- **Exercise instructions**
Scan the entries below and extract each line with the word "JSON" in it.

- **Figure content listings**
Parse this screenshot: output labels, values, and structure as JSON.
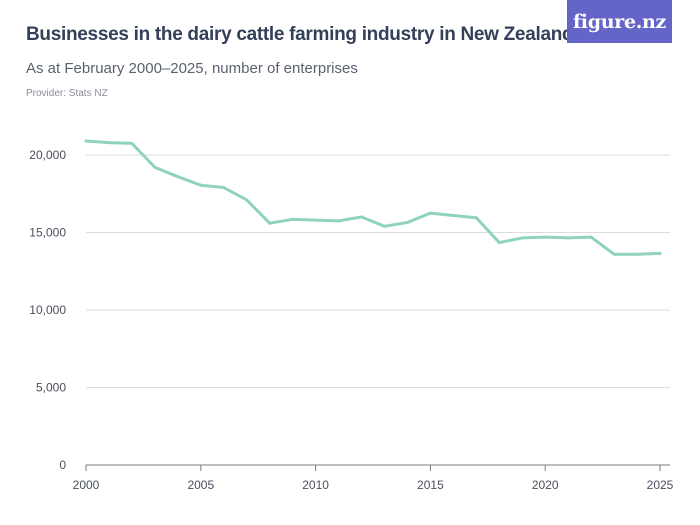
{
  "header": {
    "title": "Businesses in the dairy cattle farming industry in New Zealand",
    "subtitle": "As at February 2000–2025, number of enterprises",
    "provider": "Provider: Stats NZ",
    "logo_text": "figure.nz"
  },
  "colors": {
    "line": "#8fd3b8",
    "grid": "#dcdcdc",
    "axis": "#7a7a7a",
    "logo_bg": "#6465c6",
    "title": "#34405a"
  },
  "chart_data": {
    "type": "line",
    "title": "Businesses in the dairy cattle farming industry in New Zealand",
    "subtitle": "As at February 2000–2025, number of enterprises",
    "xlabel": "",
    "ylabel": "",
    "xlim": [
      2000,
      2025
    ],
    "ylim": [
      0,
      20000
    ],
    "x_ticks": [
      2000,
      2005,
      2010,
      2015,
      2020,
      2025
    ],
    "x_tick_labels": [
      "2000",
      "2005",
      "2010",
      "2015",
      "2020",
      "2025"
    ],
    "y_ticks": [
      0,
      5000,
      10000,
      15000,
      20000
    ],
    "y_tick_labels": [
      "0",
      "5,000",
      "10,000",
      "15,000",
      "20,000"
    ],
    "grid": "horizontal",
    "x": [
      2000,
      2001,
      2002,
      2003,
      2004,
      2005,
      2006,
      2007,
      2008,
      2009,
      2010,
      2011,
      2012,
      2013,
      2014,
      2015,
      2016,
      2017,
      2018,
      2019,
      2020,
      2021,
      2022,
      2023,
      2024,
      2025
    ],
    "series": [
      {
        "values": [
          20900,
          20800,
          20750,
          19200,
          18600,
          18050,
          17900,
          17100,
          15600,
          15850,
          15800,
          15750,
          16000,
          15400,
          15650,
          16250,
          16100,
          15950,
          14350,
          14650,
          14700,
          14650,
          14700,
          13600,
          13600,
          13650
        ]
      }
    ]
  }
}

...

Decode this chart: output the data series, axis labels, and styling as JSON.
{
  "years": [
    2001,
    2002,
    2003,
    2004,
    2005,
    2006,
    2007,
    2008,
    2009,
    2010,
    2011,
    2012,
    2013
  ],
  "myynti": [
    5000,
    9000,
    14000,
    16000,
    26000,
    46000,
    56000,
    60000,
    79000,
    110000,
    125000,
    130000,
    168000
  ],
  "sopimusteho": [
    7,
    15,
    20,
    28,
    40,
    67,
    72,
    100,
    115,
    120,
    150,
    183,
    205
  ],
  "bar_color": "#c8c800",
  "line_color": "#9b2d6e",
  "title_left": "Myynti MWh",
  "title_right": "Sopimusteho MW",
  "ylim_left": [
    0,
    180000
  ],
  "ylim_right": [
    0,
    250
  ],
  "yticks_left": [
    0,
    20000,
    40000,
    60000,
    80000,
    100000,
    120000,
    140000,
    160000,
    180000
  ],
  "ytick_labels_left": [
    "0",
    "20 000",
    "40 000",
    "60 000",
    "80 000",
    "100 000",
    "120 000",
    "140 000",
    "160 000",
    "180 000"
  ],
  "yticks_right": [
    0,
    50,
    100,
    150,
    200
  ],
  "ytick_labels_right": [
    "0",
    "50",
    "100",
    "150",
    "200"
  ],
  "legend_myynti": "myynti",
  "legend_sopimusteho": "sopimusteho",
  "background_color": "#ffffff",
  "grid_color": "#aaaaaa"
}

- **Solution for this problem**
Parse this screenshot: output labels, values, and structure as JSON.
Decode this chart: output the data series, axis labels, and styling as JSON.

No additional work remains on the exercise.